─── Raw data
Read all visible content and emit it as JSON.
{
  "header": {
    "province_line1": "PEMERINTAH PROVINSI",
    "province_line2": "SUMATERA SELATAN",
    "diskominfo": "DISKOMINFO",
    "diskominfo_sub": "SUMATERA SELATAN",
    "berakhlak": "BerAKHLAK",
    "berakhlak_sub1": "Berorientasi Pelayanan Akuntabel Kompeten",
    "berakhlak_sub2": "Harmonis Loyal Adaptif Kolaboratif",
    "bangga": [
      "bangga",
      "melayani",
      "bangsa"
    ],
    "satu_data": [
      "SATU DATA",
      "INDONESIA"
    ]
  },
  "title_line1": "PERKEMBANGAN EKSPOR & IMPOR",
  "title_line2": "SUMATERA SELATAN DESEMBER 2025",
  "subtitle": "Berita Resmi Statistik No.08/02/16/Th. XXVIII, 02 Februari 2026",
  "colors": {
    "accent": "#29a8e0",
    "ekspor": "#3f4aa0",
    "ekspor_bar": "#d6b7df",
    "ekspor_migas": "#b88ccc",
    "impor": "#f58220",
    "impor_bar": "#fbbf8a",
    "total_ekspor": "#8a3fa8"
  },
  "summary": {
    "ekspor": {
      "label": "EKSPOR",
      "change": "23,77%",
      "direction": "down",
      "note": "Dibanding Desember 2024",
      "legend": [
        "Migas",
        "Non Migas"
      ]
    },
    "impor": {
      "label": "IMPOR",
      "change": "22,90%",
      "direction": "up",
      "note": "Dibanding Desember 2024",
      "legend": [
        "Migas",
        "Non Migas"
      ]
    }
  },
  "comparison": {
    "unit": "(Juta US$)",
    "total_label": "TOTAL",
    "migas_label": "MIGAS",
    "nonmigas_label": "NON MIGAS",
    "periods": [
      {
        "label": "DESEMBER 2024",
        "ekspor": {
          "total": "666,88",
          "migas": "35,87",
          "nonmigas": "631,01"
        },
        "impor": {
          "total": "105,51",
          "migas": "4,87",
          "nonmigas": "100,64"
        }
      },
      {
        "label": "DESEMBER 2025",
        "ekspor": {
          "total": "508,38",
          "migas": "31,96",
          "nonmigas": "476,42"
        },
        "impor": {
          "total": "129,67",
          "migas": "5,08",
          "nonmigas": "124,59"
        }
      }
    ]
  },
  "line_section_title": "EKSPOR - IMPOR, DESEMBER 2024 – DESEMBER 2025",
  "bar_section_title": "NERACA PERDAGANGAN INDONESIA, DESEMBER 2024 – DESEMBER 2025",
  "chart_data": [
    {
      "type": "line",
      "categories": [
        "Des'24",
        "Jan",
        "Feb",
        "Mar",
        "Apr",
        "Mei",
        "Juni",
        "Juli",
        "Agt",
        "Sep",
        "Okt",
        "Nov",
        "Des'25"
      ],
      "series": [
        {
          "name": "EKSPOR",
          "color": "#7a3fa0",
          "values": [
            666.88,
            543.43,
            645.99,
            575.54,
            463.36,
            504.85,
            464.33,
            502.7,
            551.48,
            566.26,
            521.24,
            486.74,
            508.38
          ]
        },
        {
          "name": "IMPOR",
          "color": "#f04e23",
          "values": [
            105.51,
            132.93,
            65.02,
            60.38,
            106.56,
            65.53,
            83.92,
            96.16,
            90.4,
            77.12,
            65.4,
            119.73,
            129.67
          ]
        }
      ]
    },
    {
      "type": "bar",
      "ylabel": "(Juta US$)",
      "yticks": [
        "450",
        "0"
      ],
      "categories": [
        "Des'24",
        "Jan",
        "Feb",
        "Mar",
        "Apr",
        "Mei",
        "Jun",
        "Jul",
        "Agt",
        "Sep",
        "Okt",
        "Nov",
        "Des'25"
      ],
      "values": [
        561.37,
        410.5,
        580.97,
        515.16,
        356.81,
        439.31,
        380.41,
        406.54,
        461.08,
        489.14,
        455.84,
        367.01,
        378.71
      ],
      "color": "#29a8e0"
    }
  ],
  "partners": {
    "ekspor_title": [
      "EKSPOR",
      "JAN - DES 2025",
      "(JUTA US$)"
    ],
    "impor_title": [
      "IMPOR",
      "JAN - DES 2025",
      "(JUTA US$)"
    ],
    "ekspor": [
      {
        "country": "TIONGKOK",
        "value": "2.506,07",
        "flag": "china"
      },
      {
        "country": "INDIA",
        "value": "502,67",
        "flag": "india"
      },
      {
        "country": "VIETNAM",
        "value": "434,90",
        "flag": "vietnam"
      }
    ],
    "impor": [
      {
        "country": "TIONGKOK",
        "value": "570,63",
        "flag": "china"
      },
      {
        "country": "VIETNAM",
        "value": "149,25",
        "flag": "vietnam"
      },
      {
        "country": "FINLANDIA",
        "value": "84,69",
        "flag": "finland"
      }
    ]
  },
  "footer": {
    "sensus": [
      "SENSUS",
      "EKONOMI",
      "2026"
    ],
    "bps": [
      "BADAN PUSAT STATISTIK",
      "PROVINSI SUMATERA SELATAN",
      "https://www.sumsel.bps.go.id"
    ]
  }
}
──────
Work required: Write out every entry again exactly, please, with nothing missing.

The result:
Read all visible content and emit it as JSON.
{
  "header": {
    "province_line1": "PEMERINTAH PROVINSI",
    "province_line2": "SUMATERA SELATAN",
    "diskominfo": "DISKOMINFO",
    "diskominfo_sub": "SUMATERA SELATAN",
    "berakhlak": "BerAKHLAK",
    "berakhlak_sub1": "Berorientasi Pelayanan Akuntabel Kompeten",
    "berakhlak_sub2": "Harmonis Loyal Adaptif Kolaboratif",
    "bangga": [
      "bangga",
      "melayani",
      "bangsa"
    ],
    "satu_data": [
      "SATU DATA",
      "INDONESIA"
    ]
  },
  "title_line1": "PERKEMBANGAN EKSPOR & IMPOR",
  "title_line2": "SUMATERA SELATAN DESEMBER 2025",
  "subtitle": "Berita Resmi Statistik No.08/02/16/Th. XXVIII, 02 Februari 2026",
  "colors": {
    "accent": "#29a8e0",
    "ekspor": "#3f4aa0",
    "ekspor_bar": "#d6b7df",
    "ekspor_migas": "#b88ccc",
    "impor": "#f58220",
    "impor_bar": "#fbbf8a",
    "total_ekspor": "#8a3fa8"
  },
  "summary": {
    "ekspor": {
      "label": "EKSPOR",
      "change": "23,77%",
      "direction": "down",
      "note": "Dibanding Desember 2024",
      "legend": [
        "Migas",
        "Non Migas"
      ]
    },
    "impor": {
      "label": "IMPOR",
      "change": "22,90%",
      "direction": "up",
      "note": "Dibanding Desember 2024",
      "legend": [
        "Migas",
        "Non Migas"
      ]
    }
  },
  "comparison": {
    "unit": "(Juta US$)",
    "total_label": "TOTAL",
    "migas_label": "MIGAS",
    "nonmigas_label": "NON MIGAS",
    "periods": [
      {
        "label": "DESEMBER 2024",
        "ekspor": {
          "total": "666,88",
          "migas": "35,87",
          "nonmigas": "631,01"
        },
        "impor": {
          "total": "105,51",
          "migas": "4,87",
          "nonmigas": "100,64"
        }
      },
      {
        "label": "DESEMBER 2025",
        "ekspor": {
          "total": "508,38",
          "migas": "31,96",
          "nonmigas": "476,42"
        },
        "impor": {
          "total": "129,67",
          "migas": "5,08",
          "nonmigas": "124,59"
        }
      }
    ]
  },
  "line_section_title": "EKSPOR - IMPOR, DESEMBER 2024 – DESEMBER 2025",
  "bar_section_title": "NERACA PERDAGANGAN INDONESIA, DESEMBER 2024 – DESEMBER 2025",
  "chart_data": [
    {
      "type": "line",
      "categories": [
        "Des'24",
        "Jan",
        "Feb",
        "Mar",
        "Apr",
        "Mei",
        "Juni",
        "Juli",
        "Agt",
        "Sep",
        "Okt",
        "Nov",
        "Des'25"
      ],
      "series": [
        {
          "name": "EKSPOR",
          "color": "#7a3fa0",
          "values": [
            666.88,
            543.43,
            645.99,
            575.54,
            463.36,
            504.85,
            464.33,
            502.7,
            551.48,
            566.26,
            521.24,
            486.74,
            508.38
          ]
        },
        {
          "name": "IMPOR",
          "color": "#f04e23",
          "values": [
            105.51,
            132.93,
            65.02,
            60.38,
            106.56,
            65.53,
            83.92,
            96.16,
            90.4,
            77.12,
            65.4,
            119.73,
            129.67
          ]
        }
      ]
    },
    {
      "type": "bar",
      "ylabel": "(Juta US$)",
      "yticks": [
        "450",
        "0"
      ],
      "categories": [
        "Des'24",
        "Jan",
        "Feb",
        "Mar",
        "Apr",
        "Mei",
        "Jun",
        "Jul",
        "Agt",
        "Sep",
        "Okt",
        "Nov",
        "Des'25"
      ],
      "values": [
        561.37,
        410.5,
        580.97,
        515.16,
        356.81,
        439.31,
        380.41,
        406.54,
        461.08,
        489.14,
        455.84,
        367.01,
        378.71
      ],
      "color": "#29a8e0"
    }
  ],
  "partners": {
    "ekspor_title": [
      "EKSPOR",
      "JAN - DES 2025",
      "(JUTA US$)"
    ],
    "impor_title": [
      "IMPOR",
      "JAN - DES 2025",
      "(JUTA US$)"
    ],
    "ekspor": [
      {
        "country": "TIONGKOK",
        "value": "2.506,07",
        "flag": "china"
      },
      {
        "country": "INDIA",
        "value": "502,67",
        "flag": "india"
      },
      {
        "country": "VIETNAM",
        "value": "434,90",
        "flag": "vietnam"
      }
    ],
    "impor": [
      {
        "country": "TIONGKOK",
        "value": "570,63",
        "flag": "china"
      },
      {
        "country": "VIETNAM",
        "value": "149,25",
        "flag": "vietnam"
      },
      {
        "country": "FINLANDIA",
        "value": "84,69",
        "flag": "finland"
      }
    ]
  },
  "footer": {
    "sensus": [
      "SENSUS",
      "EKONOMI",
      "2026"
    ],
    "bps": [
      "BADAN PUSAT STATISTIK",
      "PROVINSI SUMATERA SELATAN",
      "https://www.sumsel.bps.go.id"
    ]
  }
}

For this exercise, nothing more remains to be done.